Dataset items
============================================================

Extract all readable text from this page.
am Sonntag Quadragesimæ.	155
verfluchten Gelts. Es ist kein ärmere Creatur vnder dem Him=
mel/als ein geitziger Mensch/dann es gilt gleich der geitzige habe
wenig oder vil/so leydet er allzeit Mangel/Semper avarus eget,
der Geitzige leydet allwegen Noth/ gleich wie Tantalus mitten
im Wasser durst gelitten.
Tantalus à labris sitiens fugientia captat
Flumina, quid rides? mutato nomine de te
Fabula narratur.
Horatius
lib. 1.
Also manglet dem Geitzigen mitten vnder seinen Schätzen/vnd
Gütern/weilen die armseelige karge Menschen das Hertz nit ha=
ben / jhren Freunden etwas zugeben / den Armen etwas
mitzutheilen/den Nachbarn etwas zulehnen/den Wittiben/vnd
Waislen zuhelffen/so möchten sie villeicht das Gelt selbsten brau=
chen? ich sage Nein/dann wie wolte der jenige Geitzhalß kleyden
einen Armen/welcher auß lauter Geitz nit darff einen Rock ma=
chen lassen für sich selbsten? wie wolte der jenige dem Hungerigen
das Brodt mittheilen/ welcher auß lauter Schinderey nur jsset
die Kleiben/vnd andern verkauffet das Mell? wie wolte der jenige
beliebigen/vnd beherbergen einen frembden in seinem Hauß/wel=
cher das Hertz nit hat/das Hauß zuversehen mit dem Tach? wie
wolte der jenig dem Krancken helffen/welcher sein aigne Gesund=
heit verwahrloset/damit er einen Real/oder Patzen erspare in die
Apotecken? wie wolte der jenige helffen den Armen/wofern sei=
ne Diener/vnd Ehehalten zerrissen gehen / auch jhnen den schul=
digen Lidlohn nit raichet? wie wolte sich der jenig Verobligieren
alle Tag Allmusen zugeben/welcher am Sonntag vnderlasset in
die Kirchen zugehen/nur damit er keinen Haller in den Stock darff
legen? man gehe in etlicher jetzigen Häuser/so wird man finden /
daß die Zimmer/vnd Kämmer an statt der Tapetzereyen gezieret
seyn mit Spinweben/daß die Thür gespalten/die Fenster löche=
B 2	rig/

============================================================

▶ OBJECTIVE:
Transcribe every entry word for word.

▶ RESULT BELOW:
Extract all readable text from this page.
am Sonntag Quadragesimæ.	155
verfluchten Gelts. Es ist kein ärmere Creatur vnder dem Him=
mel/als ein geitziger Mensch/dann es gilt gleich der geitzige habe
wenig oder vil/so leydet er allzeit Mangel/Semper avarus eget,
der Geitzige leydet allwegen Noth/ gleich wie Tantalus mitten
im Wasser durst gelitten.
Tantalus à labris sitiens fugientia captat
Flumina, quid rides? mutato nomine de te
Fabula narratur.
Horatius
lib. 1.
Also manglet dem Geitzigen mitten vnder seinen Schätzen/vnd
Gütern/weilen die armseelige karge Menschen das Hertz nit ha=
ben / jhren Freunden etwas zugeben / den Armen etwas
mitzutheilen/den Nachbarn etwas zulehnen/den Wittiben/vnd
Waislen zuhelffen/so möchten sie villeicht das Gelt selbsten brau=
chen? ich sage Nein/dann wie wolte der jenige Geitzhalß kleyden
einen Armen/welcher auß lauter Geitz nit darff einen Rock ma=
chen lassen für sich selbsten? wie wolte der jenige dem Hungerigen
das Brodt mittheilen/ welcher auß lauter Schinderey nur jsset
die Kleiben/vnd andern verkauffet das Mell? wie wolte der jenige
beliebigen/vnd beherbergen einen frembden in seinem Hauß/wel=
cher das Hertz nit hat/das Hauß zuversehen mit dem Tach? wie
wolte der jenig dem Krancken helffen/welcher sein aigne Gesund=
heit verwahrloset/damit er einen Real/oder Patzen erspare in die
Apotecken? wie wolte der jenige helffen den Armen/wofern sei=
ne Diener/vnd Ehehalten zerrissen gehen / auch jhnen den schul=
digen Lidlohn nit raichet? wie wolte sich der jenig Verobligieren
alle Tag Allmusen zugeben/welcher am Sonntag vnderlasset in
die Kirchen zugehen/nur damit er keinen Haller in den Stock darff
legen? man gehe in etlicher jetzigen Häuser/so wird man finden /
daß die Zimmer/vnd Kämmer an statt der Tapetzereyen gezieret
seyn mit Spinweben/daß die Thür gespalten/die Fenster löche=
B 2	rig/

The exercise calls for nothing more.